» **Texto da página**

......

A neta de Picasso está a vender os quadros do avô. Marina Picasso admite que uma das principais motivações não é o dinheiro, mas sim a vingança.

No livro «Meu Avô, Pablo Picasso», publicado em 2001, Marina acusa Picasso de ser tirano e de não gostar de crianças. Durante a infância, diz que se  sentiu  ignorada pelo familiar que, apesar de possuir uma grande fortuna, a deixou crescer na pobreza.

«Durante muitos anos não consegui olhar para o trabalho do meu avô porque para mim representava muito sofrimento», afirma Marina Picasso.

Nascida em 1950, Marina é filha do primeiro filho de Pablo Picasso com a dançarina de ballet russo, Olga Khoklova.  Agora, aos 64 anos, Marina quer compensar o passado. Quer vender os quadros do famoso pintor e utilizar o dinheiro para a associação de apoio a crianças órfãs e carentes que criou. A Fundação Marina Picasso atua principalmente no Vietname e já recebeu fundos das duas primeiras vendas das obras.
 

«Estou a vender os quadros para dar a mim mesma uma razão para existir», declarou Marina no ano passado, acrescentando que passou a sua infância numa situação de «grande pobreza».

Estima-se que Marina tenha em sua posse cerca de 400 quadros e 7000 esboços. Após a  morte do avó, herdou também a casa de Picasso «La Californie» em Cannes.

A venda de mais sete quadros, para além dos dois no ano passado, foi anunciada na semana passada pelo jornal «The Independent». Marina coloca ainda a hipótese de vender a casa.
 
«Pela primeira vez, estou a fazer algo com o meu avô. Esta é uma maneira de ele fazer parte da minha vida», comentou Marina Picasso.

......

» **Dados fornecidos**
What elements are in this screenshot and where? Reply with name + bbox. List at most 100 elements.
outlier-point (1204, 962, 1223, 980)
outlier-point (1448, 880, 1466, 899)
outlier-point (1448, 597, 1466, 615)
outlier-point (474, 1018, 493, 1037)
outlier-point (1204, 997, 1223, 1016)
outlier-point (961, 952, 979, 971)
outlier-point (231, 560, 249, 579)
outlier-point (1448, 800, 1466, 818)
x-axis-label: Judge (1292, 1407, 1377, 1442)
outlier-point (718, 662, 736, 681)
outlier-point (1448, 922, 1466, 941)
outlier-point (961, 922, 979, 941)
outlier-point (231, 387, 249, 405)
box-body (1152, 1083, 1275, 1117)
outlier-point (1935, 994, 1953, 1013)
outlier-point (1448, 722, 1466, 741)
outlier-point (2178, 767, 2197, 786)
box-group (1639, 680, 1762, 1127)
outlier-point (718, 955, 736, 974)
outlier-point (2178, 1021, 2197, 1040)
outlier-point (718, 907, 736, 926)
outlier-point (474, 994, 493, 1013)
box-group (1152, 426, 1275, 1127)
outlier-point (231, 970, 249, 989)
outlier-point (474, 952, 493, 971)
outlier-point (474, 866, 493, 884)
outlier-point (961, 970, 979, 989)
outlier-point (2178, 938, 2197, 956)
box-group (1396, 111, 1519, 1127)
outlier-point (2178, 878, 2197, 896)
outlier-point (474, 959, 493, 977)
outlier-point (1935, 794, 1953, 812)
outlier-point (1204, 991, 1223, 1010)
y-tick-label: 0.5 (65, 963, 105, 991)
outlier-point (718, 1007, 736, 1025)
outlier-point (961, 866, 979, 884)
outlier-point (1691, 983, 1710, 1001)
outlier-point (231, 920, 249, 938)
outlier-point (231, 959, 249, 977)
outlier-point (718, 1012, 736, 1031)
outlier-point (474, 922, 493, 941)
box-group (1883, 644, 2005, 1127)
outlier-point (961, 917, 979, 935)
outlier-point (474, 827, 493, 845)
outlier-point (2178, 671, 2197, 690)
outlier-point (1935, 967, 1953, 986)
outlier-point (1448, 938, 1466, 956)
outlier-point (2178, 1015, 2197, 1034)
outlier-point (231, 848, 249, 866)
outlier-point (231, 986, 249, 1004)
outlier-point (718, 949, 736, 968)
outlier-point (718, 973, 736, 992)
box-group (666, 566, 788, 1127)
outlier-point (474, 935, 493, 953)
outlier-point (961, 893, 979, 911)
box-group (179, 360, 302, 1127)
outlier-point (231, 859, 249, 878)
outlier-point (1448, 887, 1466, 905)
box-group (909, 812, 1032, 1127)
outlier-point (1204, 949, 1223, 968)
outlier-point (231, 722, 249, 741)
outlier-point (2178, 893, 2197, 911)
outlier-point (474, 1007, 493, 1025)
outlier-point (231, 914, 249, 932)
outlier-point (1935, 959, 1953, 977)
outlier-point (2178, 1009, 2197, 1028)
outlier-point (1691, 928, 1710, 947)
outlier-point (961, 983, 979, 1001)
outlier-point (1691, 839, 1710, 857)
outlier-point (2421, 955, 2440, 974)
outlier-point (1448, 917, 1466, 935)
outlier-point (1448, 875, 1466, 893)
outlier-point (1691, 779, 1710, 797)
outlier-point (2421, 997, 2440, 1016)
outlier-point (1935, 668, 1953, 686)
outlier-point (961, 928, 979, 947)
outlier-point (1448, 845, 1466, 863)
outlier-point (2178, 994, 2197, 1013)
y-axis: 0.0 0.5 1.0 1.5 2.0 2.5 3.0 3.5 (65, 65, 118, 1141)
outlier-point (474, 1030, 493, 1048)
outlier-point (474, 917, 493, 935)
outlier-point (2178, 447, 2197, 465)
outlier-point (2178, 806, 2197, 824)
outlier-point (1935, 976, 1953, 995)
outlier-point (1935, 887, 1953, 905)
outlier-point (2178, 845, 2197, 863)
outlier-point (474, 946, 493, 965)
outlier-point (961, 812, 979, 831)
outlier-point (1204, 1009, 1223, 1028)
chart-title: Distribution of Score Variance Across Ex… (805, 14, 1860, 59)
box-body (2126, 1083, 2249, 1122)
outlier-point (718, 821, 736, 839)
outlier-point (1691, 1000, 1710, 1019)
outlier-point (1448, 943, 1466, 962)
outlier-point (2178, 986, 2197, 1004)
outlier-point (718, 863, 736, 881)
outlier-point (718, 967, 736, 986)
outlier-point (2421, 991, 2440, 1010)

......

» **Enunciado 1**
De acordo com o texto da página, em que ano foi publicado o livro «Meu Avô, Pablo Picasso»?
» **Enunciado 2**
Enumere todas as pessoas mencionadas pelo nome no texto da página.
» **Enunciado 3**
Traduza para inglês a seguinte frase do texto da página: «A Fundação Marina Picasso atua principalmente no Vietname e já recebeu fundos das duas primeiras vendas das obras.»

» **Resposta 1**
Em 2001.

» **Resposta 2**
Marina Picasso, Pablo Picasso, Olga Khoklova

» **Resposta 3**
The Marina Picasso Foundation operates mainly in Vietnam and has already received funds from the first two sales of the works.